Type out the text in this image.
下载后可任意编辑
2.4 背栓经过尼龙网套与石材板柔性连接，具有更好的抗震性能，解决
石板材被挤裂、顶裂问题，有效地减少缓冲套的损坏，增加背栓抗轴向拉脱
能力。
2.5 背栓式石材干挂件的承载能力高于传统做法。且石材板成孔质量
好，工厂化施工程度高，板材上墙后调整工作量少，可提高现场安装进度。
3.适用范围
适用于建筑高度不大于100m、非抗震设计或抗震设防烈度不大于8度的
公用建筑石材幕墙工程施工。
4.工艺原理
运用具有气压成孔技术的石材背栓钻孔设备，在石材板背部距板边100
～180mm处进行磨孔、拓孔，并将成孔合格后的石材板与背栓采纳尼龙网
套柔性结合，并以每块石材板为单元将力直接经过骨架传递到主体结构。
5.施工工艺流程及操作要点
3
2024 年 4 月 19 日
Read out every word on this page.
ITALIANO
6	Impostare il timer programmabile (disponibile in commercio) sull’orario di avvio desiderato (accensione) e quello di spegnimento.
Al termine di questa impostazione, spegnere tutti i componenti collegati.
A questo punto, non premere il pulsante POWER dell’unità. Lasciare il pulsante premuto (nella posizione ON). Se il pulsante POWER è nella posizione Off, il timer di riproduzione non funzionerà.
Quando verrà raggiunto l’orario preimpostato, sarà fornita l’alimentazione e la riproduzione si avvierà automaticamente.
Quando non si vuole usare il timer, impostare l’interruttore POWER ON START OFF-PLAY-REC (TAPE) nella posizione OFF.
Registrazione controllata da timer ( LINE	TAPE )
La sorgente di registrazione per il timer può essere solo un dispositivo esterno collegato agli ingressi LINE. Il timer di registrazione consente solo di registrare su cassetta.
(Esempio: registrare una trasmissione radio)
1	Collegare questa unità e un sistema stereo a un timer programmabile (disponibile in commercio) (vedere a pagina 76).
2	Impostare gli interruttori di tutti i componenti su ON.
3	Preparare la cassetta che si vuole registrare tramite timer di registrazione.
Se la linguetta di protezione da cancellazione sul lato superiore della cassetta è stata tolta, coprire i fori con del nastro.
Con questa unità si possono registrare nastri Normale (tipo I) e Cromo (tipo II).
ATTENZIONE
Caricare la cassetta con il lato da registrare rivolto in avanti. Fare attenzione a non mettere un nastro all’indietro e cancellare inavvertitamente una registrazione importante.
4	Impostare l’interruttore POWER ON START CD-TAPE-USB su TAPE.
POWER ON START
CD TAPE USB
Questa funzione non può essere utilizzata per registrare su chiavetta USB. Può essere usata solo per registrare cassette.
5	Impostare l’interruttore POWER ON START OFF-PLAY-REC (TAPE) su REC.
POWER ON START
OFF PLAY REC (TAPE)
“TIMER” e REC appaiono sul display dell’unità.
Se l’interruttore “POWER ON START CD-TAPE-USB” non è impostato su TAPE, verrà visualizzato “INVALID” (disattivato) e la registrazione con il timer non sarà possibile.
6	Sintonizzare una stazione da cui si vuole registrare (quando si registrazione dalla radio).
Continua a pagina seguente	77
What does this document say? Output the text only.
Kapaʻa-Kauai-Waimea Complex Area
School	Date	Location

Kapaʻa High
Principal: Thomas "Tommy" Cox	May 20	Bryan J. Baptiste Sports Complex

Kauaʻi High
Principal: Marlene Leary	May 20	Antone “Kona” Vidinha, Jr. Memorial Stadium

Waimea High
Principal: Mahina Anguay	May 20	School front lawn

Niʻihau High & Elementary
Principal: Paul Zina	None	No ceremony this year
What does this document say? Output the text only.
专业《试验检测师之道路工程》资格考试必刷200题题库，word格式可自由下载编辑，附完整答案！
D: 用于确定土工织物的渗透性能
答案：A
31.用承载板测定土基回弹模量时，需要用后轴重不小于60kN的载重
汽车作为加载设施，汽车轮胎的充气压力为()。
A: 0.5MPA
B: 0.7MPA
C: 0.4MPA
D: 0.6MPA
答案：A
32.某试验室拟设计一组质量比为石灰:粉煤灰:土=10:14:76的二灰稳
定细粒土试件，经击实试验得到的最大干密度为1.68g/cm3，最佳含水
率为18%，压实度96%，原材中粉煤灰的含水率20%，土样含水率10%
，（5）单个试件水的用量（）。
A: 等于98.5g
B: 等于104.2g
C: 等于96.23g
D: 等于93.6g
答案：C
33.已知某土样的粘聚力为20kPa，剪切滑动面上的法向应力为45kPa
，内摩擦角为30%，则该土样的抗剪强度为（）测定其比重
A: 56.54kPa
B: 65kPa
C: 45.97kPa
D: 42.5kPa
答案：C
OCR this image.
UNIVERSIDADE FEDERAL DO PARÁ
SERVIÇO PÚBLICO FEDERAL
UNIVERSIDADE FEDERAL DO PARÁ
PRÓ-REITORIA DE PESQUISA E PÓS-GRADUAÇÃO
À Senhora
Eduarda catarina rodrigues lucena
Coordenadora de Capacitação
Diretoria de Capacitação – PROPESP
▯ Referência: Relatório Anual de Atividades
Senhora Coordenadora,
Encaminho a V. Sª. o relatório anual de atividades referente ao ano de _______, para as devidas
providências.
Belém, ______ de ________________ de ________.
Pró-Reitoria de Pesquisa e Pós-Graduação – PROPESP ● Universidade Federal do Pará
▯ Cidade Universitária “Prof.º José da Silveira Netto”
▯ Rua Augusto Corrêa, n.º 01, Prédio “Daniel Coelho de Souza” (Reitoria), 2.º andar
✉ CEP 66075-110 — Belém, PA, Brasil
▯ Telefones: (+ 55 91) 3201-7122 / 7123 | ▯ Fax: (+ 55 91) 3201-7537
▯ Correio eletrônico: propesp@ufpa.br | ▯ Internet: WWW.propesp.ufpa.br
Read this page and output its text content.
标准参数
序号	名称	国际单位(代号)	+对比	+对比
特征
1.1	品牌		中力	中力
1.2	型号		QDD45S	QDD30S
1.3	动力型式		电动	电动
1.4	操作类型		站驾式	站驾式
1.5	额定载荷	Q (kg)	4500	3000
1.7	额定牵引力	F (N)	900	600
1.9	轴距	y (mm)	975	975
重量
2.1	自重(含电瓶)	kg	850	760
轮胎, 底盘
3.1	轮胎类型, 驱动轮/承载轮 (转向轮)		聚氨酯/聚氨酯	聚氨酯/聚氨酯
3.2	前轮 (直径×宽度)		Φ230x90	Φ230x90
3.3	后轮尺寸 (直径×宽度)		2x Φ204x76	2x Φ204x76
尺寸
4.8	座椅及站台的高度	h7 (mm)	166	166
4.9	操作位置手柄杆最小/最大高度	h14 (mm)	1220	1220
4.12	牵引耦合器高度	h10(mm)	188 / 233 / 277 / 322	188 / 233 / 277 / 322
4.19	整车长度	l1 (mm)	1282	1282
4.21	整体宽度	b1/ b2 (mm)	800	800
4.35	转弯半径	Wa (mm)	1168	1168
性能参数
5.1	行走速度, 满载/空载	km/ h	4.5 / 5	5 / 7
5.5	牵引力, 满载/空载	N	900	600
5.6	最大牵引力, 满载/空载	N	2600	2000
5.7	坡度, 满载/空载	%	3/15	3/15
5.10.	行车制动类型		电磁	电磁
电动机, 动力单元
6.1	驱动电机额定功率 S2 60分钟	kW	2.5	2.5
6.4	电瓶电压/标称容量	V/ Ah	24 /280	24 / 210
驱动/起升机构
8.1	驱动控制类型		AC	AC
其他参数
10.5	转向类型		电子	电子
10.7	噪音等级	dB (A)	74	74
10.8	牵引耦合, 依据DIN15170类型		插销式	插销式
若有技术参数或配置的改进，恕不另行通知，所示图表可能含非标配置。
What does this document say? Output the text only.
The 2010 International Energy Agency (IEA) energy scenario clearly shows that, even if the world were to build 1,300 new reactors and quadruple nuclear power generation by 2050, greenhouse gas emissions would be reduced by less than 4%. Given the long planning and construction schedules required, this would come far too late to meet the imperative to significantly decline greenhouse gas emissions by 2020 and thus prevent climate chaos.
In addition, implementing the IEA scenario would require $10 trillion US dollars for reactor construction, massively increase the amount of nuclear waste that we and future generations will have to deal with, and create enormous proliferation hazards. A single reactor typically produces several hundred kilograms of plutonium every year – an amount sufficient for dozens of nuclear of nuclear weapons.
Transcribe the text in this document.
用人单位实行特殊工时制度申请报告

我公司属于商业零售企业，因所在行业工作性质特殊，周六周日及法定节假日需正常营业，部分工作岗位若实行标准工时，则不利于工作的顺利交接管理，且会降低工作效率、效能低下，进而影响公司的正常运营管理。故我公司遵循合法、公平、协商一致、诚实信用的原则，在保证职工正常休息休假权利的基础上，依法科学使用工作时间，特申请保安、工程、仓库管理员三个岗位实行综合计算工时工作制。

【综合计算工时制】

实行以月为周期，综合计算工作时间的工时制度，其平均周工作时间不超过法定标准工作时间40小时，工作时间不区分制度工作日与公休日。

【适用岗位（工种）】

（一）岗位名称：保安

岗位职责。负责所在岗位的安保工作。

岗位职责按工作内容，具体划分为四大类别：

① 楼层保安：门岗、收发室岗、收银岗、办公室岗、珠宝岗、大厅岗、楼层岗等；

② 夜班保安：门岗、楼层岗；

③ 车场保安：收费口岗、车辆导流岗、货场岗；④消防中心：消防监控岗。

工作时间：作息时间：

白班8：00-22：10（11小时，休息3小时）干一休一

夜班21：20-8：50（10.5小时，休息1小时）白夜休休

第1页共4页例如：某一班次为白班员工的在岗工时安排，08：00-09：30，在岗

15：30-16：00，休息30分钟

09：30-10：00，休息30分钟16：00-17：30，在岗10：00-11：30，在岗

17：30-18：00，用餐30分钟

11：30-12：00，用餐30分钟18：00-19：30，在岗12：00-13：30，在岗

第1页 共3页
********
* STATED EXERCISE
The string "commercio" may appear in lines of the listing above; tally those lines and give the number only.

* RESULT
2